◆ **WHAT IS BEING ASKED**
In the material below, identify each line bearing the word "ylabel". Reproduce those lines.

◆ **AVAILABLE DATA**
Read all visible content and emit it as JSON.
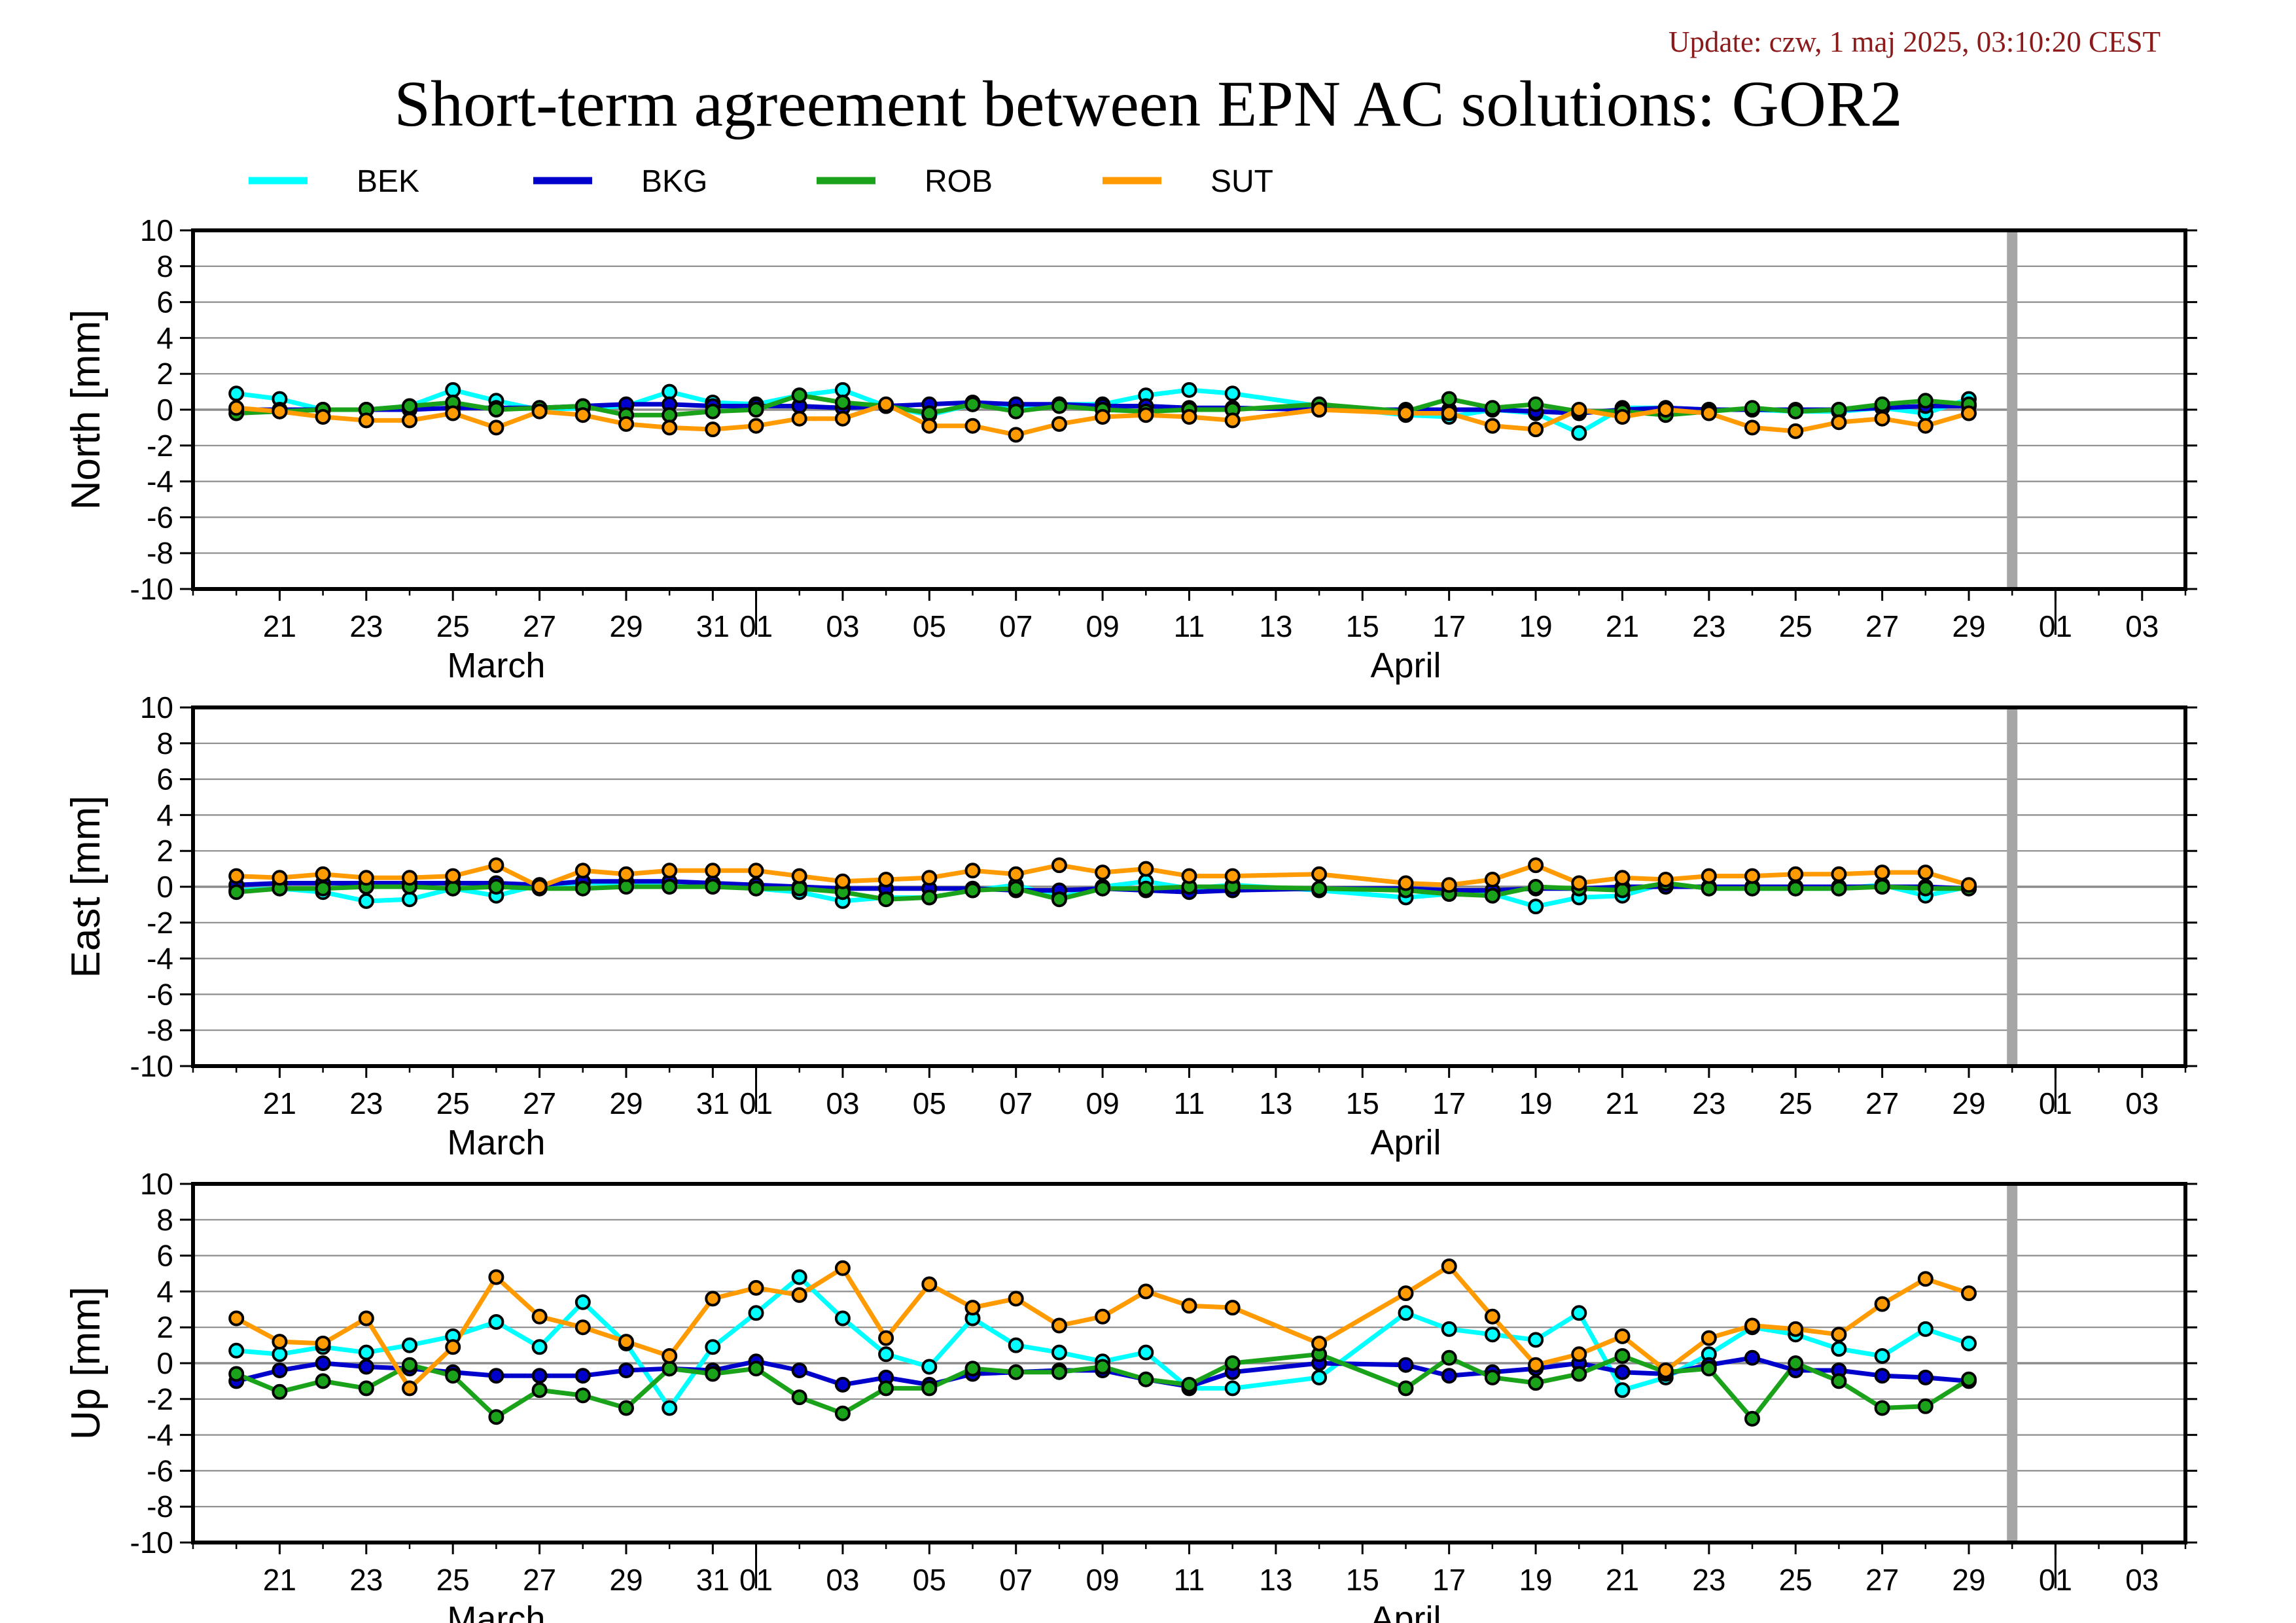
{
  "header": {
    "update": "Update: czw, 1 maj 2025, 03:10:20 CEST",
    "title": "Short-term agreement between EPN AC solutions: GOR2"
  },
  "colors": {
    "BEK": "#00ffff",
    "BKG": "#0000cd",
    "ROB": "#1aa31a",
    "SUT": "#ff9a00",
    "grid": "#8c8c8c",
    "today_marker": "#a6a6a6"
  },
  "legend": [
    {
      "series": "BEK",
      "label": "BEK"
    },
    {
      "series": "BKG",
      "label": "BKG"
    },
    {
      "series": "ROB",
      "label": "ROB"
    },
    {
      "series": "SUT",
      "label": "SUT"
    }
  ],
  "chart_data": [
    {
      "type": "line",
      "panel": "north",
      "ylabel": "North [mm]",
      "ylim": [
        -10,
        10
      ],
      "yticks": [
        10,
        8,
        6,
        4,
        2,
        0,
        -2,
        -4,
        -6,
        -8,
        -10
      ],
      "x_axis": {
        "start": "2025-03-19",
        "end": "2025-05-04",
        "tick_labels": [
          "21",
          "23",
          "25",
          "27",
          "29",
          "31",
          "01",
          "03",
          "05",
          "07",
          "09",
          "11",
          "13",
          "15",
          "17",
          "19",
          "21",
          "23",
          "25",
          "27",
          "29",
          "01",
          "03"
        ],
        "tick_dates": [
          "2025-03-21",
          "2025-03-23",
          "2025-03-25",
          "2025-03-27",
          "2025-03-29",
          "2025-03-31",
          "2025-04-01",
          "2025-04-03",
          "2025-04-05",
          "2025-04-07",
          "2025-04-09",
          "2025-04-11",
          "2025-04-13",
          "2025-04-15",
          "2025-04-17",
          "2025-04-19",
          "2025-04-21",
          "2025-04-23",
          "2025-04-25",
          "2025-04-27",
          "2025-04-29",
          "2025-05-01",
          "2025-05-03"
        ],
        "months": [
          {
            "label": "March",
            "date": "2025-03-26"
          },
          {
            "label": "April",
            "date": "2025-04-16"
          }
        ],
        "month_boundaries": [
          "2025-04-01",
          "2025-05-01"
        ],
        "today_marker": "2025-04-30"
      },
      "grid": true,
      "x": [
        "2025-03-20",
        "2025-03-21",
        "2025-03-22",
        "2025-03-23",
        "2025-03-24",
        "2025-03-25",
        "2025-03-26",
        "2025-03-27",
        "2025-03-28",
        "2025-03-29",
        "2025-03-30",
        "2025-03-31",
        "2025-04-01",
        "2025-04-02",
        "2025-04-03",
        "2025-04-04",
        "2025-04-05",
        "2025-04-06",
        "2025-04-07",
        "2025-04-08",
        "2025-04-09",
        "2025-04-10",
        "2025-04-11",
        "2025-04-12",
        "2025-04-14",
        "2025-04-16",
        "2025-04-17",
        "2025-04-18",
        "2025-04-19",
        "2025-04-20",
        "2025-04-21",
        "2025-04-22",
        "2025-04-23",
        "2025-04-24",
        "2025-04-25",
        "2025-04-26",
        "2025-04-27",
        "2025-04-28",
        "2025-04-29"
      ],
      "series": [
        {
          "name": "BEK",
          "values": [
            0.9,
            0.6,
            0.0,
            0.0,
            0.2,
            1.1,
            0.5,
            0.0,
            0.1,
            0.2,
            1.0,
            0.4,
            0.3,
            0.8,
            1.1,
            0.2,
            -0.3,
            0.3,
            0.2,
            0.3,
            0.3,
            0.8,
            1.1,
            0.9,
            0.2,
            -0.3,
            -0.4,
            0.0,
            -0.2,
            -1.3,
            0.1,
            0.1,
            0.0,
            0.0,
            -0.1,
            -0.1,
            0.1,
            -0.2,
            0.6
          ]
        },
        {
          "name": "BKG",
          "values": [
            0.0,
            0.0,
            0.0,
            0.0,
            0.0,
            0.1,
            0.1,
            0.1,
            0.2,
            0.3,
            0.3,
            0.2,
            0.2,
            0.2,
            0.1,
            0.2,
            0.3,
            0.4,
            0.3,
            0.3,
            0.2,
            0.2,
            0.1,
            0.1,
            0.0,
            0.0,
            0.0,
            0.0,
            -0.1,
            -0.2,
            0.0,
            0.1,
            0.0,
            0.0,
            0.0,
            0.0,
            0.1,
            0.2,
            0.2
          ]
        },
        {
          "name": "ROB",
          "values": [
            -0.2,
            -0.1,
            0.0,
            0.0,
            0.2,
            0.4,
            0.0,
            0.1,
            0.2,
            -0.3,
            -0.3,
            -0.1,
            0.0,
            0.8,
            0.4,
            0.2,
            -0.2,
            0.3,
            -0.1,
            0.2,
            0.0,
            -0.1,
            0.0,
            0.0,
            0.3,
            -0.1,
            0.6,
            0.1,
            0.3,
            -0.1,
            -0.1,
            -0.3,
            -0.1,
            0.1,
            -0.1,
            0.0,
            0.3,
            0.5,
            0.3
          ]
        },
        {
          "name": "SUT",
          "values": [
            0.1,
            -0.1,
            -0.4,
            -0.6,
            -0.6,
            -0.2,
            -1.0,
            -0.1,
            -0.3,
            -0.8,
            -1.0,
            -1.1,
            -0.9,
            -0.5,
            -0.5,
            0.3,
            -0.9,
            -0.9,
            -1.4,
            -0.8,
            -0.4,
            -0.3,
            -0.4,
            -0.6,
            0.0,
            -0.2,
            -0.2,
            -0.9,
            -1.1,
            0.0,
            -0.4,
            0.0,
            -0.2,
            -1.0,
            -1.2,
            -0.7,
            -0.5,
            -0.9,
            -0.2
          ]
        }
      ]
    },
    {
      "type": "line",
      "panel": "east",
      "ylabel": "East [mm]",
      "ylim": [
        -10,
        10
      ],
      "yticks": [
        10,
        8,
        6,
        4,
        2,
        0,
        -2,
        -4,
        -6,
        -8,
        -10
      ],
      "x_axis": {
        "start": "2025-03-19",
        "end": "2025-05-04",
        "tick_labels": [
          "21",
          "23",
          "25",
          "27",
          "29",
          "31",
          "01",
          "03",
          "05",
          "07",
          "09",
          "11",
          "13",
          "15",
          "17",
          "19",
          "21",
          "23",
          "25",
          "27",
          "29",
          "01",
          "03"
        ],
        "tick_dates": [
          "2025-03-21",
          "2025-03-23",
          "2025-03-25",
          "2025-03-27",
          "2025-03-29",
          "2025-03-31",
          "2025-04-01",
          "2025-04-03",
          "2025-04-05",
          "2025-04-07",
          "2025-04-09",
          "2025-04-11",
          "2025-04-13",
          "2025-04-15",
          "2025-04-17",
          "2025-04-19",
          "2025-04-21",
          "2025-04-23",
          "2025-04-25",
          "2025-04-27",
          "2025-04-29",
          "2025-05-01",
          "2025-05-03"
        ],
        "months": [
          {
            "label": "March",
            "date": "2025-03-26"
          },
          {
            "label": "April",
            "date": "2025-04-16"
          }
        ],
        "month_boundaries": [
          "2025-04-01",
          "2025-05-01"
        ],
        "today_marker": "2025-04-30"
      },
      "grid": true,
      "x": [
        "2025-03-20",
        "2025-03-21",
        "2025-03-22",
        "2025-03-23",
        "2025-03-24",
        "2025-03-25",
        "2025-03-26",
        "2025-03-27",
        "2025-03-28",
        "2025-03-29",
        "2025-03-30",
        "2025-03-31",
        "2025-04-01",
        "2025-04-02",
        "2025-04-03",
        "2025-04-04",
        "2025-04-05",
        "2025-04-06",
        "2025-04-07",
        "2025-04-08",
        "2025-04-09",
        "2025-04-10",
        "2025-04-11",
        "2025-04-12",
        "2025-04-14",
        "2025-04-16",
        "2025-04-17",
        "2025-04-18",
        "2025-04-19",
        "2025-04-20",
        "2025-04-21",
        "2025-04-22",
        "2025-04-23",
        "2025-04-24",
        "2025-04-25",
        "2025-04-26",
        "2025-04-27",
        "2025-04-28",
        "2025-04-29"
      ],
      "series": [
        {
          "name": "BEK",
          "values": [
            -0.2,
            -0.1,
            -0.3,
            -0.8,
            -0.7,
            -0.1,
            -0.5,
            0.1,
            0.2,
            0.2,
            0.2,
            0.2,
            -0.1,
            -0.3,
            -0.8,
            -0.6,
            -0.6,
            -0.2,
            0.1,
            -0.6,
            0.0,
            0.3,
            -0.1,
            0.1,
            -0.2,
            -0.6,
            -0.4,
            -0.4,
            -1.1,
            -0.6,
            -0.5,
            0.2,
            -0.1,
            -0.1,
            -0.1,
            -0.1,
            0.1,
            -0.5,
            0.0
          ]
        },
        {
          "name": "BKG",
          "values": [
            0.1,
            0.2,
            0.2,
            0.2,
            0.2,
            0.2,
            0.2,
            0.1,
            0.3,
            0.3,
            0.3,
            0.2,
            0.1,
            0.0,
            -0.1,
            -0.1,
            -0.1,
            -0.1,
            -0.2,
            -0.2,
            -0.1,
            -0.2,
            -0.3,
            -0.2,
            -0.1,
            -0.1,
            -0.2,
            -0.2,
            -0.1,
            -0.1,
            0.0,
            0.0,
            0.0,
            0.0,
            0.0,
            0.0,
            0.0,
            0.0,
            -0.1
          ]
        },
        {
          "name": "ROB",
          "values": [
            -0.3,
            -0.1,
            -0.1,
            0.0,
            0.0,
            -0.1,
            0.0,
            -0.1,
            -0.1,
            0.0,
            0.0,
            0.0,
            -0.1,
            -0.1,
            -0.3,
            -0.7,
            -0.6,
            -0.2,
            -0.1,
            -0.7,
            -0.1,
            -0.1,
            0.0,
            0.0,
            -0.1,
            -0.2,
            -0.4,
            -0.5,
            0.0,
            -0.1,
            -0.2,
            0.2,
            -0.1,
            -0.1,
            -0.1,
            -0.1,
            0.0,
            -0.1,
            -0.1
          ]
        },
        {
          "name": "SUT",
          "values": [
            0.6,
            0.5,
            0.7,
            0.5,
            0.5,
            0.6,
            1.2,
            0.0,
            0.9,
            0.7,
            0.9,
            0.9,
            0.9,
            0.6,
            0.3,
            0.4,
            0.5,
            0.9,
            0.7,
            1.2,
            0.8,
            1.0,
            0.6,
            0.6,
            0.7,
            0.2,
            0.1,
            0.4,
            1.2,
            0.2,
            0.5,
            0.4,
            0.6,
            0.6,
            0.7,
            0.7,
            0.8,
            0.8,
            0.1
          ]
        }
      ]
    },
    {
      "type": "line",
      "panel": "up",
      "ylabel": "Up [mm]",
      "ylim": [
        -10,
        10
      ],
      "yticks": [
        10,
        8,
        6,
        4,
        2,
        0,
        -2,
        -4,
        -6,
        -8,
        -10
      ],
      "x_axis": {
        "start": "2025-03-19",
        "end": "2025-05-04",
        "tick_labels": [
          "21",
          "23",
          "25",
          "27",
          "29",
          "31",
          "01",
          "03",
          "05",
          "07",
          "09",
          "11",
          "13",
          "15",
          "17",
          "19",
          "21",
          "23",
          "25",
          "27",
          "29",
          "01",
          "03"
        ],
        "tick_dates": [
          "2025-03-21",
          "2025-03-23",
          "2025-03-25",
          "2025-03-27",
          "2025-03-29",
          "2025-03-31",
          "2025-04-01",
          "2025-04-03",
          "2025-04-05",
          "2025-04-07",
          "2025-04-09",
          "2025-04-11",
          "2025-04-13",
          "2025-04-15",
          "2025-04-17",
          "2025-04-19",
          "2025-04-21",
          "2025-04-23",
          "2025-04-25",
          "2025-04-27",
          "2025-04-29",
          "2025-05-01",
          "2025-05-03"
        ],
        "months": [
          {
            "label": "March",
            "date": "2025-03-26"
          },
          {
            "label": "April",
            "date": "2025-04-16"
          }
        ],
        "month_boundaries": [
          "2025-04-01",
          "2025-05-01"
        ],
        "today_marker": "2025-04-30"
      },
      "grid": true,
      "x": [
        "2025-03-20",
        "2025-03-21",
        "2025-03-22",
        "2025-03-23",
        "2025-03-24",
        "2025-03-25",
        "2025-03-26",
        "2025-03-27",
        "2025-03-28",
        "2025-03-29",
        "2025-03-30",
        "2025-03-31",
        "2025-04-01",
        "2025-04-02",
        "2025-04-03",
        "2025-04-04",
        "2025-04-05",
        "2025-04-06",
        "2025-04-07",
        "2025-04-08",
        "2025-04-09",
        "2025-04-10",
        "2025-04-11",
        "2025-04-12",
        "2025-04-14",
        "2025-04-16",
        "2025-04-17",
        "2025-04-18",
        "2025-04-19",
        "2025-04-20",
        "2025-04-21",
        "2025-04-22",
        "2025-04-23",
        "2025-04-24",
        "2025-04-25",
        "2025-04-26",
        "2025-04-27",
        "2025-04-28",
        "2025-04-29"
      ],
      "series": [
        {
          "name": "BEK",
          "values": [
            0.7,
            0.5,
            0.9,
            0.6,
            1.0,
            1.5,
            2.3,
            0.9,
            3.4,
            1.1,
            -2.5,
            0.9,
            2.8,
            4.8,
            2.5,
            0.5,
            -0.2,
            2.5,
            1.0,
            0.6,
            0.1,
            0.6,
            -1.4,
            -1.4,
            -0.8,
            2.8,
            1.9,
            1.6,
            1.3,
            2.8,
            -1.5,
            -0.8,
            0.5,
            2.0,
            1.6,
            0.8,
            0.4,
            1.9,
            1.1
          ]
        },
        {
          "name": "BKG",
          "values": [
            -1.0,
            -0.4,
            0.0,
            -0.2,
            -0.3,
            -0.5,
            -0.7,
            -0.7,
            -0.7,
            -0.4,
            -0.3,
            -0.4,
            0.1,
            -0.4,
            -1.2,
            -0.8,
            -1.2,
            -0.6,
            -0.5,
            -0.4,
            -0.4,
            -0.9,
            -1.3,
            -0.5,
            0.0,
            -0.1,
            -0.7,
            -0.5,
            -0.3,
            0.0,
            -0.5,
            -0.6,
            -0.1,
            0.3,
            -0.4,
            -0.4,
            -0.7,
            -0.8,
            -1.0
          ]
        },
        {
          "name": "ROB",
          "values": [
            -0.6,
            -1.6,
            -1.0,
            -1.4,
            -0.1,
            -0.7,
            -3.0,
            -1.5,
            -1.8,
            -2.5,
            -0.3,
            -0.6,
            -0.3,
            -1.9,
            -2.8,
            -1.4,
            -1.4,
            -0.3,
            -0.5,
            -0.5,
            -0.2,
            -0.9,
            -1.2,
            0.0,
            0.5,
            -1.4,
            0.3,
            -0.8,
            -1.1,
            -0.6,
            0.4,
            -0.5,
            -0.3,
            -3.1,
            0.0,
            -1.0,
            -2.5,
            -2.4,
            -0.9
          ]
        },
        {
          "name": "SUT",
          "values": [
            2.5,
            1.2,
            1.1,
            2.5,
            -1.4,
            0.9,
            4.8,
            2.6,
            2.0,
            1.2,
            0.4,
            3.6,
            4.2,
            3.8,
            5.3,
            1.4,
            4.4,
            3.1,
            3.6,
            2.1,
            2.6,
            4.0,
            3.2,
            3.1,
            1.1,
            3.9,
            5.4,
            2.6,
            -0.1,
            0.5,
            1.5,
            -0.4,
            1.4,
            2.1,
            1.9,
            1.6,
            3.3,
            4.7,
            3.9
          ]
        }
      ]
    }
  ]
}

◆ **RESULT OF THE EXERCISE**
      "ylabel": "North [mm]",
      "ylabel": "East [mm]",
      "ylabel": "Up [mm]",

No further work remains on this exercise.